◆ What is being asked ◆
Render the items as a numbered list, leaving out blank lines, starting at the first line of the items and ending at the line that contains "add-label-icon[interactable]: [481, 1252, 507, 1278]".

□ □ □ □ □

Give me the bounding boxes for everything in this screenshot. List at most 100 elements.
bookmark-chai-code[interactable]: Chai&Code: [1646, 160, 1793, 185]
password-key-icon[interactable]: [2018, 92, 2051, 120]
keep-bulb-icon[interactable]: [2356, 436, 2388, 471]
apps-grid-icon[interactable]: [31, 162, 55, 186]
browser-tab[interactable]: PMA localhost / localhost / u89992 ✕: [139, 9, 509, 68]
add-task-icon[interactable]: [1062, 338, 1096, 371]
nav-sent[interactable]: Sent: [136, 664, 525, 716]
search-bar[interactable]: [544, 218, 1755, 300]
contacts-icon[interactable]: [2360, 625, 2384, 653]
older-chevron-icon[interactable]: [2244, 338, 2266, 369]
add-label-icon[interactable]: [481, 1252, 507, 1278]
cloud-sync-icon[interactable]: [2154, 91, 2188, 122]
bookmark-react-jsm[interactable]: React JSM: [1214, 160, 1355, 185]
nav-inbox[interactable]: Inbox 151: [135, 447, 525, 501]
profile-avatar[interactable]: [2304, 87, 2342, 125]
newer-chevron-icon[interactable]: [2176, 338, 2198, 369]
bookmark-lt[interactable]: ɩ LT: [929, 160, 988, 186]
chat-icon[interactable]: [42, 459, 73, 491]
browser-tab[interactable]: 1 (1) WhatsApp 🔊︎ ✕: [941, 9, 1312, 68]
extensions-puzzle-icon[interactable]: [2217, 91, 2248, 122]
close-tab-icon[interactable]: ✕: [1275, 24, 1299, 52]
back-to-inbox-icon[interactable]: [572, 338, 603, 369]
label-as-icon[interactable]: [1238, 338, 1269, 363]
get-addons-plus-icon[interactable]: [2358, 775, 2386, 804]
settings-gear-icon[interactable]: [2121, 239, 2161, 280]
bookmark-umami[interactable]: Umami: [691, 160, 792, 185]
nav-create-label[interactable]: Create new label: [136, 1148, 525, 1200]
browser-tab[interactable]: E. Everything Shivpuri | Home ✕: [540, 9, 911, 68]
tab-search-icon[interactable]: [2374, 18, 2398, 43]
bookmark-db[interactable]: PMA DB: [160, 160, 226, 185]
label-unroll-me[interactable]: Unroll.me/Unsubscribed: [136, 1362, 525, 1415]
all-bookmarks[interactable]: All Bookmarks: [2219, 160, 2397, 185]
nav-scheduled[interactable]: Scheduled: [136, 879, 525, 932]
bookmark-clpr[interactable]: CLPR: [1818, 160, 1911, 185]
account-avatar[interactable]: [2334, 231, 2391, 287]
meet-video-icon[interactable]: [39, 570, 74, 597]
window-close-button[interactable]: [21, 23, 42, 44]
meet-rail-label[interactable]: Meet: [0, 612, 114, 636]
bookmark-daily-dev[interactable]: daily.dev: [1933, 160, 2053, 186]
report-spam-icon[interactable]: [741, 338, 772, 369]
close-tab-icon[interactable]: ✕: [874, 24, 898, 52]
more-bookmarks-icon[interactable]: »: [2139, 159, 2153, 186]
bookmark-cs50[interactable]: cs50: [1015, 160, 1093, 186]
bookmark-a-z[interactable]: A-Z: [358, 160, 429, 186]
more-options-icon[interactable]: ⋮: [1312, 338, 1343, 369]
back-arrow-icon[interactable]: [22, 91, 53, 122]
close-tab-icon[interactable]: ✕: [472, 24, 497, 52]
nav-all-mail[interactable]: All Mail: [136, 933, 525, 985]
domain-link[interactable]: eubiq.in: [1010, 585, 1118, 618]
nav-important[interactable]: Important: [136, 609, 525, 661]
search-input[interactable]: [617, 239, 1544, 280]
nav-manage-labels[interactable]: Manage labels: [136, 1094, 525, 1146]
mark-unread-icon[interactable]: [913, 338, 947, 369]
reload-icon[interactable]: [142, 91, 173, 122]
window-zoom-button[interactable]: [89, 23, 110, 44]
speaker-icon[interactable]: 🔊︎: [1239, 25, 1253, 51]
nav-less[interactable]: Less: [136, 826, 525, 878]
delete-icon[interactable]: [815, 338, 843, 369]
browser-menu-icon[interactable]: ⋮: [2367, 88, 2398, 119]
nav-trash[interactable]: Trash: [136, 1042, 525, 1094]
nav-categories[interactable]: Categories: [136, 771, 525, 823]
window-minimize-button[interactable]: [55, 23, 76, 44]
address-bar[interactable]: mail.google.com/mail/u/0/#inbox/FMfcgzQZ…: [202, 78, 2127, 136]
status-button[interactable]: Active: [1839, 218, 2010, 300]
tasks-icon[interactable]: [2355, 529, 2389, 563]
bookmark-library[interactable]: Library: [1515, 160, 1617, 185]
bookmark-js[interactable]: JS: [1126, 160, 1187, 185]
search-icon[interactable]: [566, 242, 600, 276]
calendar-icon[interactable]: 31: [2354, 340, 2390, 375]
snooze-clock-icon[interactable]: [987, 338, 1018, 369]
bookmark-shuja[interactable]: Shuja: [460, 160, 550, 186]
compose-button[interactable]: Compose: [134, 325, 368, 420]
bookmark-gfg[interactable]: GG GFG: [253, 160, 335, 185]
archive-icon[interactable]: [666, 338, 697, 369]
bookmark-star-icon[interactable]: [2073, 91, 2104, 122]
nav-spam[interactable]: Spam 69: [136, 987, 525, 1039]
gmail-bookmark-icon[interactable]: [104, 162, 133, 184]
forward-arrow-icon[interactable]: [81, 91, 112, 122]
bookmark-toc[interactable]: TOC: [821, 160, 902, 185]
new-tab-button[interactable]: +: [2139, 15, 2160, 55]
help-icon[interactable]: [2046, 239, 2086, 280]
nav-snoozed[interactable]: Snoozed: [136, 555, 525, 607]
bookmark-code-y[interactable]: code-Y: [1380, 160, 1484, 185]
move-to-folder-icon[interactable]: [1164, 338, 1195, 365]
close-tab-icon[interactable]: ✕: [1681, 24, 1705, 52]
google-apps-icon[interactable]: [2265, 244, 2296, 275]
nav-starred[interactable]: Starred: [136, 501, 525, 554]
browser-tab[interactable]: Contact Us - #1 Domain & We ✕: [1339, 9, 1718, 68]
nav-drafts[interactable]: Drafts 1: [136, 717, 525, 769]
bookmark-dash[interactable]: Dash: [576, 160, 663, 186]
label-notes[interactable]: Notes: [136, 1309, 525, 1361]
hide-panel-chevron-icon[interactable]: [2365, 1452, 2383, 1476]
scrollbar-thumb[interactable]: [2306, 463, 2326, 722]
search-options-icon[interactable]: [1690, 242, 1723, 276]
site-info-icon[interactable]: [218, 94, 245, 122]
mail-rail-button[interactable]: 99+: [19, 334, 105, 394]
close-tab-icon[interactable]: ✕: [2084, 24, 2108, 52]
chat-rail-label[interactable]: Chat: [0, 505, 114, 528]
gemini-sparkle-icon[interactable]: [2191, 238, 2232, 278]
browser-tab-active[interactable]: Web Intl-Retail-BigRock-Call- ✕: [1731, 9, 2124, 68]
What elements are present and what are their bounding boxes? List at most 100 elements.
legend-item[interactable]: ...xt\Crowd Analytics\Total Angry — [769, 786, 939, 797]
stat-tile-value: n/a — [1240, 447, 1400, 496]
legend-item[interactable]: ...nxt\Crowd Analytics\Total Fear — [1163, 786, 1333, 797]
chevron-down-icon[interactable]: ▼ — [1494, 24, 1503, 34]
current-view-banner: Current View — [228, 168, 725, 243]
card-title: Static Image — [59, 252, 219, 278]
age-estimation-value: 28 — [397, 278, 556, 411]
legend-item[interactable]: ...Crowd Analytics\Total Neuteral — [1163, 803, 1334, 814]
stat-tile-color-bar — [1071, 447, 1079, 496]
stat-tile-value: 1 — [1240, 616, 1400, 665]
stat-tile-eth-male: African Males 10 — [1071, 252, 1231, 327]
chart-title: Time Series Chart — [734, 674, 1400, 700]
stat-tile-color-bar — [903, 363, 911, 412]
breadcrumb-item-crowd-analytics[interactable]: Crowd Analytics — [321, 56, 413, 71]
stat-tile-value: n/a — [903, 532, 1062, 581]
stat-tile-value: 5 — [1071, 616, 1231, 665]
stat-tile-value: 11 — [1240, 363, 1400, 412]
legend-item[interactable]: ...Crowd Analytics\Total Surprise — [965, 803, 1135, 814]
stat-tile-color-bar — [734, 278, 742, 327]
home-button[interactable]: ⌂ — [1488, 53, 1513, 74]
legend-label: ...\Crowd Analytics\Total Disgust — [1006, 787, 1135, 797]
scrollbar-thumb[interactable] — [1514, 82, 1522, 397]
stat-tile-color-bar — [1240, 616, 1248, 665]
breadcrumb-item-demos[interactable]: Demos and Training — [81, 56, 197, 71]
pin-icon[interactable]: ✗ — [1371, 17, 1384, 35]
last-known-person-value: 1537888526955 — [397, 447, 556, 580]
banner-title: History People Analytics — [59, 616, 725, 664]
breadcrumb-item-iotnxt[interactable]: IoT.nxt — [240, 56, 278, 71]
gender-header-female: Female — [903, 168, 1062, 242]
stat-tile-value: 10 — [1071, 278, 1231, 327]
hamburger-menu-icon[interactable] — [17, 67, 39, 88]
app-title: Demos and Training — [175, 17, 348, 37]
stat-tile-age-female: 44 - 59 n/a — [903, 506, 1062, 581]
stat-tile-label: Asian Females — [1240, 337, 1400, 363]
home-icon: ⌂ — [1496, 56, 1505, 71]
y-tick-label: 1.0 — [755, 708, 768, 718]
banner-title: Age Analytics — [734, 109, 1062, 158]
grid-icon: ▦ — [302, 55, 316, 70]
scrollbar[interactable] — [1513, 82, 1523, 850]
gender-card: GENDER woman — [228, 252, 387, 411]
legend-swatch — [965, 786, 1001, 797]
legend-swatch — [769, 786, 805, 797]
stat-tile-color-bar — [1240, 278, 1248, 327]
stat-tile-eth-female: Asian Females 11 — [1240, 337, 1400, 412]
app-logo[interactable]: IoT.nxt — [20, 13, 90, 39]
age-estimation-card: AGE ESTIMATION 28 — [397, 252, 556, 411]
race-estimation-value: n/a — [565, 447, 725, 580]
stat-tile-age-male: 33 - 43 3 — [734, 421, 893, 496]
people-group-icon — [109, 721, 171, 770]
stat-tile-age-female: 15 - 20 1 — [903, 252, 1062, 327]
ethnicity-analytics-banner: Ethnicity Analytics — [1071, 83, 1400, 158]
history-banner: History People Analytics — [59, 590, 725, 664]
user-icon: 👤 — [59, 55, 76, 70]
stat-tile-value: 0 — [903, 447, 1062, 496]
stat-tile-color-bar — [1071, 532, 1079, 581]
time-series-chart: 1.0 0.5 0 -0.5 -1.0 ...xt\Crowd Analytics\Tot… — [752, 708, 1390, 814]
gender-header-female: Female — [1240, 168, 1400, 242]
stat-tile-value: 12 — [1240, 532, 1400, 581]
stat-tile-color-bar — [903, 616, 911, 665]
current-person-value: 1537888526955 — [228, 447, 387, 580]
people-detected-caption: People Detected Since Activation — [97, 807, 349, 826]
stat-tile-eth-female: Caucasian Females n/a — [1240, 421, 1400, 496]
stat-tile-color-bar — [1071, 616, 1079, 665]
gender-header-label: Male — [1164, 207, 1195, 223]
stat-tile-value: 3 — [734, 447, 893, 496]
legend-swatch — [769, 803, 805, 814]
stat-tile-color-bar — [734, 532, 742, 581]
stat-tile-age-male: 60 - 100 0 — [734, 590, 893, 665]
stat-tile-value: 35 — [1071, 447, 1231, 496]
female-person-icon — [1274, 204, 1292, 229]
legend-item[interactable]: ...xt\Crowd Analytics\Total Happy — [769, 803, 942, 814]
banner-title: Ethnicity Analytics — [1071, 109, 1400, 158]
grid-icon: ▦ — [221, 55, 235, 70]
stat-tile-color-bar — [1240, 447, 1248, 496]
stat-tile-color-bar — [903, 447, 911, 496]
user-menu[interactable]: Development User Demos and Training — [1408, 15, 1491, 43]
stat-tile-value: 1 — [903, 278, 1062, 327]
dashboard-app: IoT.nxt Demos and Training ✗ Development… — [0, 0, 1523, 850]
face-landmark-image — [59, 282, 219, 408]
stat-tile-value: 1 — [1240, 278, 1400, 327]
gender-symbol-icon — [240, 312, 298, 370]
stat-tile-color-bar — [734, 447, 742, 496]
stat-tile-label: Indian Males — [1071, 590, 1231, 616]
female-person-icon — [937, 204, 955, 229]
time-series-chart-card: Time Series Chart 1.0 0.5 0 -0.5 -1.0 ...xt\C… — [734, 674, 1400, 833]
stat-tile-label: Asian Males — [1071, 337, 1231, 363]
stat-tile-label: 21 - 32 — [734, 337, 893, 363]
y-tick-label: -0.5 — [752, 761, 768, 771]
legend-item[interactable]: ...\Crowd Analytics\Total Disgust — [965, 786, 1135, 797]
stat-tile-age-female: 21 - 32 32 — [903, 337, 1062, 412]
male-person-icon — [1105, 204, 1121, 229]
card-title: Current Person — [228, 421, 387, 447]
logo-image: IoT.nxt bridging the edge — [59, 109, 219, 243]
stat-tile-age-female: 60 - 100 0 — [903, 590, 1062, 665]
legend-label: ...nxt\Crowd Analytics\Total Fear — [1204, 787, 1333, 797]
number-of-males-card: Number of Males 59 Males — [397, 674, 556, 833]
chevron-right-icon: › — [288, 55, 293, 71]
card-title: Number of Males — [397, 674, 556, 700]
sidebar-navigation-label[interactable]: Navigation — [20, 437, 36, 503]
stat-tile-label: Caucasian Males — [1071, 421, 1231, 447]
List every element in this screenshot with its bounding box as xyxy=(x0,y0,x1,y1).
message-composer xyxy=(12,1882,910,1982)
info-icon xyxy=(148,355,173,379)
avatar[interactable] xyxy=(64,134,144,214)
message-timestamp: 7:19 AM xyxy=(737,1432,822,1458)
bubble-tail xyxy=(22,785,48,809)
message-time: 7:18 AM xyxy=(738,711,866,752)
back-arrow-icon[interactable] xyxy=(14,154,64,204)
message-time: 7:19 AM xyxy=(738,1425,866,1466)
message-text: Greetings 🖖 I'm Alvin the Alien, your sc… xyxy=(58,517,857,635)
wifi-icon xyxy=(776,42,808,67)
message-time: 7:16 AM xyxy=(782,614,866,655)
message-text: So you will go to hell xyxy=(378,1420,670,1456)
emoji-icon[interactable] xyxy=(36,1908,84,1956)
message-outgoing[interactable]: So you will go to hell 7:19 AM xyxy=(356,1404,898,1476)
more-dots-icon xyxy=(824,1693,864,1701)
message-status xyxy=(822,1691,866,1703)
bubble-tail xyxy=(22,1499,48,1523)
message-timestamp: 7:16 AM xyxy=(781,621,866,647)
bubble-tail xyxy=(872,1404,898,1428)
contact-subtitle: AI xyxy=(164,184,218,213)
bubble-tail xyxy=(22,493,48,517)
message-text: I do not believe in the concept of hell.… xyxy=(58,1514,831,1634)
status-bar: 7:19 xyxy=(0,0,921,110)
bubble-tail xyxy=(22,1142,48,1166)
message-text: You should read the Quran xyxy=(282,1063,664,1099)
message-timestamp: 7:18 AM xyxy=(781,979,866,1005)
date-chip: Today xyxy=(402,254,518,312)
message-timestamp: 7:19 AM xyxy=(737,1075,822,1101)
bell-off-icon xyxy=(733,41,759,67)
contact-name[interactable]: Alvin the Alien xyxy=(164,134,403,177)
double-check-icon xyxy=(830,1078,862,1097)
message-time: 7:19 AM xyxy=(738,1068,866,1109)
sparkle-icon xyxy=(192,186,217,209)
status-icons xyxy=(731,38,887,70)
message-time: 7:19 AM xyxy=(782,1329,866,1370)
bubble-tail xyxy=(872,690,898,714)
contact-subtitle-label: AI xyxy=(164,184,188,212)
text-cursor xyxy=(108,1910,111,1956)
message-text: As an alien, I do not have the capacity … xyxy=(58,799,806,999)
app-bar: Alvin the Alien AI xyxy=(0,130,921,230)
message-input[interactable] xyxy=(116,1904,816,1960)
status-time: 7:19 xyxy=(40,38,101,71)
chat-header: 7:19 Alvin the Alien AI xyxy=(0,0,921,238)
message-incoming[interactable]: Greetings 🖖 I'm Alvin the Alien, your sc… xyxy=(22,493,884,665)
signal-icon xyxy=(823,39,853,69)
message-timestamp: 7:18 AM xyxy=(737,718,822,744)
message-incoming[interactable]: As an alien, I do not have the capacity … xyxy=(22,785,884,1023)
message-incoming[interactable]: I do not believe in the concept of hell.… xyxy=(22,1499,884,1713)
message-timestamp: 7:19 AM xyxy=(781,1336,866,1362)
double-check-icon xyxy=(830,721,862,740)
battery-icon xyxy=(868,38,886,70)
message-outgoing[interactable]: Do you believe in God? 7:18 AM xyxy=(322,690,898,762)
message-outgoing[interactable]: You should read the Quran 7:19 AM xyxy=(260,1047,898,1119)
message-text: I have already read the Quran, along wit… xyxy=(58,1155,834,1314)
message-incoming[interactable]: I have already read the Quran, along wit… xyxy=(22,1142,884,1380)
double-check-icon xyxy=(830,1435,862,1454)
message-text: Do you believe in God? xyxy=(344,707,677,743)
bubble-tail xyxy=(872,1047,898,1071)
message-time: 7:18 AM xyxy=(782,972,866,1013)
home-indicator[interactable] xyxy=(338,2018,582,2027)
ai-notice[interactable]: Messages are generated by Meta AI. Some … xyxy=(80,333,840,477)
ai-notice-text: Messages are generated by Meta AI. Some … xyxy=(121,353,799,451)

□ □ □ □ □

◆ Answer to this problem ◆
1. Give me the bounding boxes for everything in this screenshot. List at most 100 elements.
2. bookmark-chai-code[interactable]: Chai&Code: [1646, 160, 1793, 185]
3. password-key-icon[interactable]: [2018, 92, 2051, 120]
4. keep-bulb-icon[interactable]: [2356, 436, 2388, 471]
5. apps-grid-icon[interactable]: [31, 162, 55, 186]
6. browser-tab[interactable]: PMA localhost / localhost / u89992 ✕: [139, 9, 509, 68]
7. add-task-icon[interactable]: [1062, 338, 1096, 371]
8. nav-sent[interactable]: Sent: [136, 664, 525, 716]
9. search-bar[interactable]: [544, 218, 1755, 300]
10. contacts-icon[interactable]: [2360, 625, 2384, 653]
11. older-chevron-icon[interactable]: [2244, 338, 2266, 369]
12. add-label-icon[interactable]: [481, 1252, 507, 1278]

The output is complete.